» **WRITTEN TASK**
Sift the material for lines containing "name", and return them.
### EXERCISE DATA ###
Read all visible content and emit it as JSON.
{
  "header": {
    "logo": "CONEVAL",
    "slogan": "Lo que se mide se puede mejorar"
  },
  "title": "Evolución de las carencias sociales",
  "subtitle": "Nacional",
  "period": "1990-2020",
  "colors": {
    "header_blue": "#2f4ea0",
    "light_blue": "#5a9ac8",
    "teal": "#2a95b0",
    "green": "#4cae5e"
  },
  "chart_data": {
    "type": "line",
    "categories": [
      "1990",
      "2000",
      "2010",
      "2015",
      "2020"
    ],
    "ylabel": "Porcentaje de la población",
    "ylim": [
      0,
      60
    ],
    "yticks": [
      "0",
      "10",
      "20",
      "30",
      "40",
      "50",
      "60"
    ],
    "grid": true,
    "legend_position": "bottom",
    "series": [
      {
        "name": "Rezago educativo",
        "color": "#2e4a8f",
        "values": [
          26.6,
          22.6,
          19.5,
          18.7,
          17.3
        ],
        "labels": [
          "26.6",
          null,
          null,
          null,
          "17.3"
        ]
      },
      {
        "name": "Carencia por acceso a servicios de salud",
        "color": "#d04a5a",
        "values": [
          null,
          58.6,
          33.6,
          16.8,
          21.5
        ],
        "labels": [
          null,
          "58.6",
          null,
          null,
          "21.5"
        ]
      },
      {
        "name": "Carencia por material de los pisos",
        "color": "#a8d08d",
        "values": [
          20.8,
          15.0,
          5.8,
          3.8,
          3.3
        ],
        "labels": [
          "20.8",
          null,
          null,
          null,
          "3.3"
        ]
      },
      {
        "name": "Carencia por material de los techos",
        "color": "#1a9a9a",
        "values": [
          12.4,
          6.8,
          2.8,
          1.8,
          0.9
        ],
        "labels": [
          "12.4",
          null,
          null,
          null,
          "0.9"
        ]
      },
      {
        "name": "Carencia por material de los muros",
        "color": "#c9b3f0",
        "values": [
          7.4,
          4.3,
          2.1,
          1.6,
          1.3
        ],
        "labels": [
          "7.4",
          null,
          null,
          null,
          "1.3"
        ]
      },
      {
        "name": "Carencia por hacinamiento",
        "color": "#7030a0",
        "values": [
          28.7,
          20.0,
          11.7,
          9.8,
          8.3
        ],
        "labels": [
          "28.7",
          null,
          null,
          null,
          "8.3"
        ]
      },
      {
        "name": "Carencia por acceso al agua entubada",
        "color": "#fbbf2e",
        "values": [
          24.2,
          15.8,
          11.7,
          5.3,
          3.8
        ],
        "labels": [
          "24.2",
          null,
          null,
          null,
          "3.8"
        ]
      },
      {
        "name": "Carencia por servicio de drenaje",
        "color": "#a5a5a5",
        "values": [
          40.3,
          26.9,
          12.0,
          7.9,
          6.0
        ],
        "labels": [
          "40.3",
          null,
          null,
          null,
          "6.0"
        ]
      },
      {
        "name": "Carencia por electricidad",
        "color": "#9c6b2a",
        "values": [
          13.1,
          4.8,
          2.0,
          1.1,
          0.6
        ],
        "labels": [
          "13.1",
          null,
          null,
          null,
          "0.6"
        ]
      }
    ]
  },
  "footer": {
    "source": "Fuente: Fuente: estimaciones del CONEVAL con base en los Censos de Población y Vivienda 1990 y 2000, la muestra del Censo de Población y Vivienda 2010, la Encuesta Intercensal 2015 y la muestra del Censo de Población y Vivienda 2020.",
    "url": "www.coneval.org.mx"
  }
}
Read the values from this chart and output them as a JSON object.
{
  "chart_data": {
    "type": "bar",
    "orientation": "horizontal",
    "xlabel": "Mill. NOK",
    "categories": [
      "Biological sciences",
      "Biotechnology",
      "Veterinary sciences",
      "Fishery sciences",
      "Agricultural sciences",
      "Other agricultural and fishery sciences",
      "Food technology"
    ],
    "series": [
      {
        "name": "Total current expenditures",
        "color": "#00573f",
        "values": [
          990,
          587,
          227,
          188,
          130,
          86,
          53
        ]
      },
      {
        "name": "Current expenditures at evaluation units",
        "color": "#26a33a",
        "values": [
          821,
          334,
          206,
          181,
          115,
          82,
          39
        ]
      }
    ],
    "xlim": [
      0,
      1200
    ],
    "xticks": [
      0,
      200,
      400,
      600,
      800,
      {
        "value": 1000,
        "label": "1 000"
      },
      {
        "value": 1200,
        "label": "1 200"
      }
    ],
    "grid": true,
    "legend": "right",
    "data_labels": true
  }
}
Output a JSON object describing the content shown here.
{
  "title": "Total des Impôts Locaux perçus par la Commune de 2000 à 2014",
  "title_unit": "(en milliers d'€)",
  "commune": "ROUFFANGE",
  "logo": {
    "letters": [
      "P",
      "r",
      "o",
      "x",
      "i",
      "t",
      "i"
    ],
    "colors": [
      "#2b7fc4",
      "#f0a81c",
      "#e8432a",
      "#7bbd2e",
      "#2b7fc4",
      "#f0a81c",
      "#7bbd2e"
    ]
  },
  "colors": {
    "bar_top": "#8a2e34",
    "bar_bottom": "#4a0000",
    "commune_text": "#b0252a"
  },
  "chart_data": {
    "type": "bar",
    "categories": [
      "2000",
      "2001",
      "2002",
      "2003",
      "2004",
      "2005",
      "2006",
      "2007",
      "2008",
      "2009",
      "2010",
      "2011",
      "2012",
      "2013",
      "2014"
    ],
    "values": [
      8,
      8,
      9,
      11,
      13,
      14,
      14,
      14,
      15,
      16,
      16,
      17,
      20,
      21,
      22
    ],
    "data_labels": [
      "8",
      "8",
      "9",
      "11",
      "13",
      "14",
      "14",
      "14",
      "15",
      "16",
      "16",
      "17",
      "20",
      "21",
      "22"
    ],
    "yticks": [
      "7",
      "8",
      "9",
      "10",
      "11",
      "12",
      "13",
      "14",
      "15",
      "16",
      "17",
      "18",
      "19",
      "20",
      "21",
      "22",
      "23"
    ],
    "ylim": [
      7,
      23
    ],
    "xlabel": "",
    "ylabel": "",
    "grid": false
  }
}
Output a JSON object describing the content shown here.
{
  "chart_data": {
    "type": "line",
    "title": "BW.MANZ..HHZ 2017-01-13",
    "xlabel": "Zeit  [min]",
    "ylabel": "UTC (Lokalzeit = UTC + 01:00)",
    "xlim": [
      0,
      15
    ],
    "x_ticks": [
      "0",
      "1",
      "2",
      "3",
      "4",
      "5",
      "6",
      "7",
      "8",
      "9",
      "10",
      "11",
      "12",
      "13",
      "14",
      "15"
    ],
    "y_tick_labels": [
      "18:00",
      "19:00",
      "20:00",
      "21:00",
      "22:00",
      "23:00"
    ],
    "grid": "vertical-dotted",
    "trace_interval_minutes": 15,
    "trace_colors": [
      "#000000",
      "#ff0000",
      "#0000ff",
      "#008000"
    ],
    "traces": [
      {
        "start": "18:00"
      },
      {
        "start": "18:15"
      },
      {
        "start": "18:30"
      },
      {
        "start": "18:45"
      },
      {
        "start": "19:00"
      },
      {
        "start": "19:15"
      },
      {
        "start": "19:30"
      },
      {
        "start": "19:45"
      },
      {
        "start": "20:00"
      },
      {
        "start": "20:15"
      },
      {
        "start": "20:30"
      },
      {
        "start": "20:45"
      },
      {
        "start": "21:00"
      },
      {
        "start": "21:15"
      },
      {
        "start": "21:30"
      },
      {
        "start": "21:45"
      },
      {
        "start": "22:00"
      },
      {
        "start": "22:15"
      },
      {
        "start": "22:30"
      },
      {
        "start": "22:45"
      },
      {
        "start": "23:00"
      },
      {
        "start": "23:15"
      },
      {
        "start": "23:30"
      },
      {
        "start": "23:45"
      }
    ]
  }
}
###
» **THE RESULT**
        "name": "Rezago educativo",
        "name": "Carencia por acceso a servicios de salud",
        "name": "Carencia por material de los pisos",
        "name": "Carencia por material de los techos",
        "name": "Carencia por material de los muros",
        "name": "Carencia por hacinamiento",
        "name": "Carencia por acceso al agua entubada",
        "name": "Carencia por servicio de drenaje",
        "name": "Carencia por electricidad",
        "name": "Total current expenditures",
        "name": "Current expenditures at evaluation units",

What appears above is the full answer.